=== STATED PROBLEM ===
Tally the lines below that contain the word "哪些属于", and give only that number.

Data entries
-- Begin --
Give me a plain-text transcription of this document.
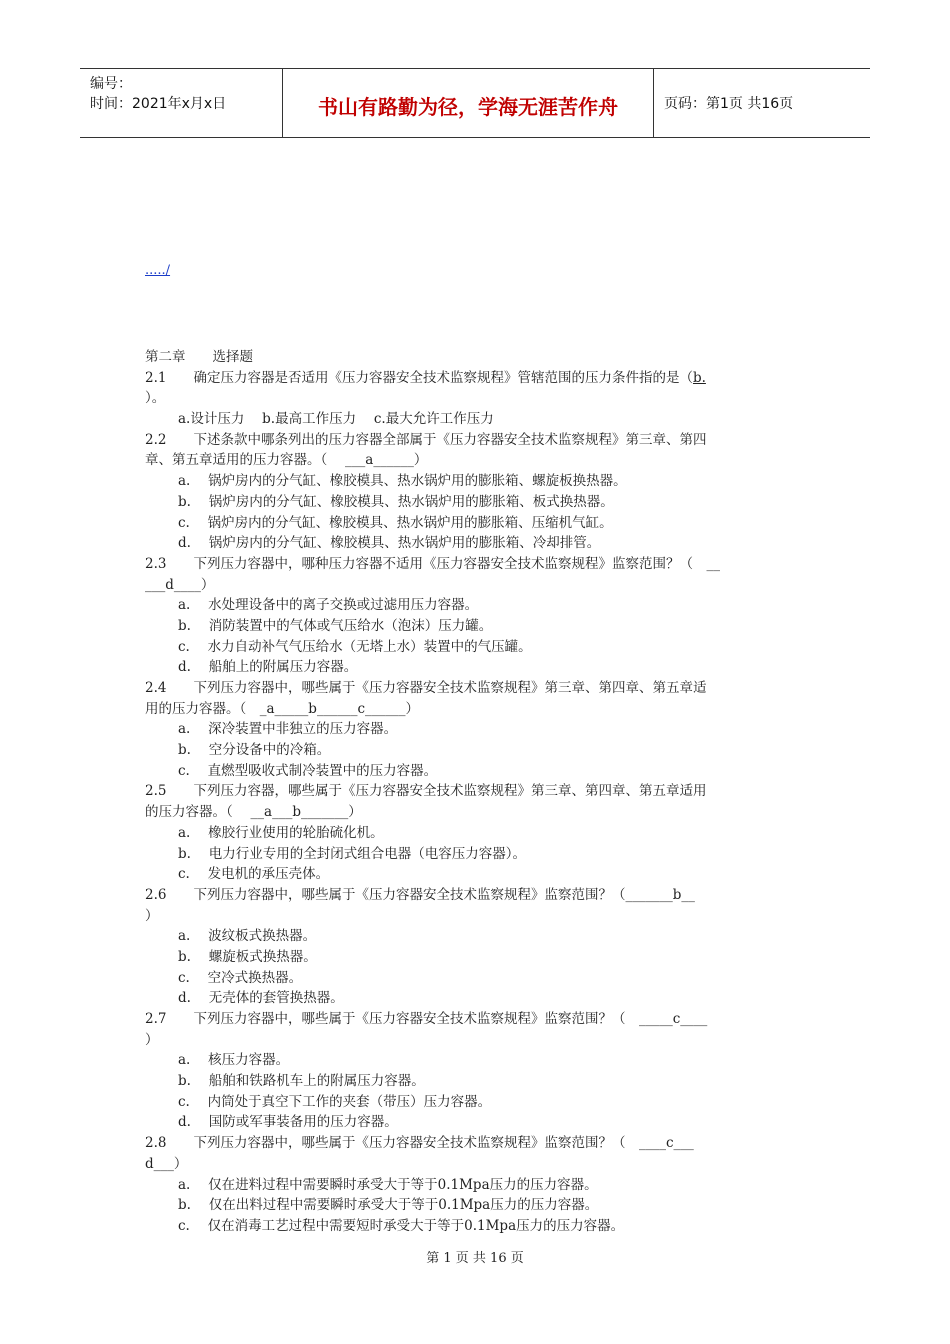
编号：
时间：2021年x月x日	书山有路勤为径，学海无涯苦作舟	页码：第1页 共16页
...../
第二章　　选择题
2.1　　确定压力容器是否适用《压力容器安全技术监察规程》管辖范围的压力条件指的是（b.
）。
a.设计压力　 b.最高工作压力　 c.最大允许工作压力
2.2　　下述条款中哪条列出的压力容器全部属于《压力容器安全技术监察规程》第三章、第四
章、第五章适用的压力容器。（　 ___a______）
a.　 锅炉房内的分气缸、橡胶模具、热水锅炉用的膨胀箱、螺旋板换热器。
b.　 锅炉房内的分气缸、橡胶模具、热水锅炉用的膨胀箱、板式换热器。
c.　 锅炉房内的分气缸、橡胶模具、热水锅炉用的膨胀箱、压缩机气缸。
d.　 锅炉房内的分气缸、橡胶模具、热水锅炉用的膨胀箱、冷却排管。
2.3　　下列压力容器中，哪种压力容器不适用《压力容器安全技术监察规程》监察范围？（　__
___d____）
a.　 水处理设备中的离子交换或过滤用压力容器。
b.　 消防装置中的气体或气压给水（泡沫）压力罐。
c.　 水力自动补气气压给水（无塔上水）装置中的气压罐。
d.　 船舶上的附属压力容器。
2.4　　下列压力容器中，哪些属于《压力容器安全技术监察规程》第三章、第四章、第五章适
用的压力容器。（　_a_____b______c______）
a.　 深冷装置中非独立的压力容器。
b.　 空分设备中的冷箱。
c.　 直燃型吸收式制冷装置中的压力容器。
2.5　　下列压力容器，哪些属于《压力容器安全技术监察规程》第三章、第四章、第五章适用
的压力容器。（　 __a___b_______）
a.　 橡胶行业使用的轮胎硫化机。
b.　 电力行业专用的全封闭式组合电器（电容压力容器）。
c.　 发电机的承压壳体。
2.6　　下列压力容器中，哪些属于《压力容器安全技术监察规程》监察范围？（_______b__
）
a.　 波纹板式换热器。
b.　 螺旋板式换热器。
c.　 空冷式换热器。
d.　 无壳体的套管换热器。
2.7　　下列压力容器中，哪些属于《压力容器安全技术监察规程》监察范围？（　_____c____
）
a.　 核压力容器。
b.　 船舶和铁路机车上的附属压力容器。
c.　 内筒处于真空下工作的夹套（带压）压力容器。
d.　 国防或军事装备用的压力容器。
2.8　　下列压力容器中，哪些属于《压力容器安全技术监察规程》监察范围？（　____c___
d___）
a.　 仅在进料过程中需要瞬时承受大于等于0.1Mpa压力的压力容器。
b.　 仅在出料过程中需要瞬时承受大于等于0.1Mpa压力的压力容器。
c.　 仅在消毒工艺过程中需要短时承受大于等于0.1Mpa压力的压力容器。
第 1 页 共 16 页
-- End --
=== ANSWER TO THE PROBLEM ===
5